▶ [Extracted material]:
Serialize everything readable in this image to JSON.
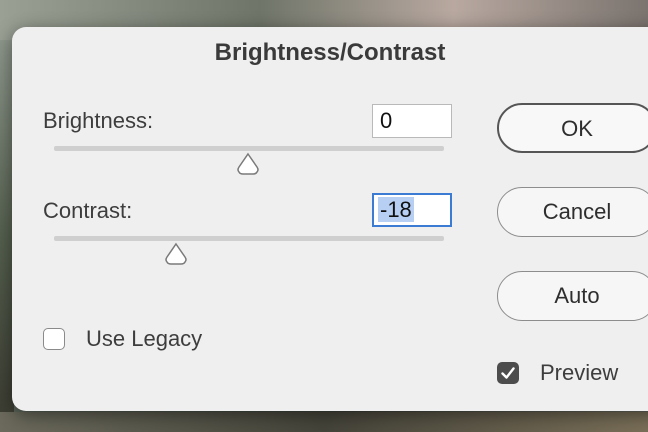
{
  "dialog": {
    "title": "Brightness/Contrast"
  },
  "brightness": {
    "label": "Brightness:",
    "value": "0",
    "slider_fraction": 0.5
  },
  "contrast": {
    "label": "Contrast:",
    "value": "-18",
    "slider_fraction": 0.31
  },
  "legacy": {
    "label": "Use Legacy",
    "checked": false
  },
  "buttons": {
    "ok": "OK",
    "cancel": "Cancel",
    "auto": "Auto"
  },
  "preview": {
    "label": "Preview",
    "checked": true
  },
  "colors": {
    "focus_ring": "#3b7bd4",
    "text_selection": "#b6cff3",
    "checkbox_checked": "#4d4d4d"
  },
  "icons": {
    "slider_thumb": "triangle-thumb-icon",
    "checkmark": "checkmark-icon"
  }
}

▶ [The task]: Retype the records exactly. Any image in them should not appear in what you write.

▶ [Solution for this exercise]:
Serialize everything readable in this image to JSON.
{
  "dialog": {
    "title": "Brightness/Contrast"
  },
  "brightness": {
    "label": "Brightness:",
    "value": "0",
    "slider_fraction": 0.5
  },
  "contrast": {
    "label": "Contrast:",
    "value": "-18",
    "slider_fraction": 0.31
  },
  "legacy": {
    "label": "Use Legacy",
    "checked": false
  },
  "buttons": {
    "ok": "OK",
    "cancel": "Cancel",
    "auto": "Auto"
  },
  "preview": {
    "label": "Preview",
    "checked": true
  },
  "colors": {
    "focus_ring": "#3b7bd4",
    "text_selection": "#b6cff3",
    "checkbox_checked": "#4d4d4d"
  },
  "icons": {
    "slider_thumb": "triangle-thumb-icon",
    "checkmark": "checkmark-icon"
  }
}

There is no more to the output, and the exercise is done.